WORK REQUIRED =
Every entry needs to be printed exactly, please.

==*==

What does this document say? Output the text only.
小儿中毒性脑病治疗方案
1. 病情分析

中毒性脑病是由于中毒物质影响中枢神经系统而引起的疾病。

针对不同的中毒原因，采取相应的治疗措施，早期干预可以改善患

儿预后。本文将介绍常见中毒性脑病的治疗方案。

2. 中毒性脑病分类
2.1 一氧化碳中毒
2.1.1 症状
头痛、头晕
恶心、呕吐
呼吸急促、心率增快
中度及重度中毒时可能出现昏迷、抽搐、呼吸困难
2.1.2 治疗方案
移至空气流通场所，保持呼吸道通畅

==*==

WRITTEN ANSWER =
What does this document say? Output the text only.
小儿中毒性脑病治疗方案
1. 病情分析

中毒性脑病是由于中毒物质影响中枢神经系统而引起的疾病。

针对不同的中毒原因，采取相应的治疗措施，早期干预可以改善患

儿预后。本文将介绍常见中毒性脑病的治疗方案。

2. 中毒性脑病分类
2.1 一氧化碳中毒
2.1.1 症状
头痛、头晕
恶心、呕吐
呼吸急促、心率增快
中度及重度中毒时可能出现昏迷、抽搐、呼吸困难
2.1.2 治疗方案
移至空气流通场所，保持呼吸道通畅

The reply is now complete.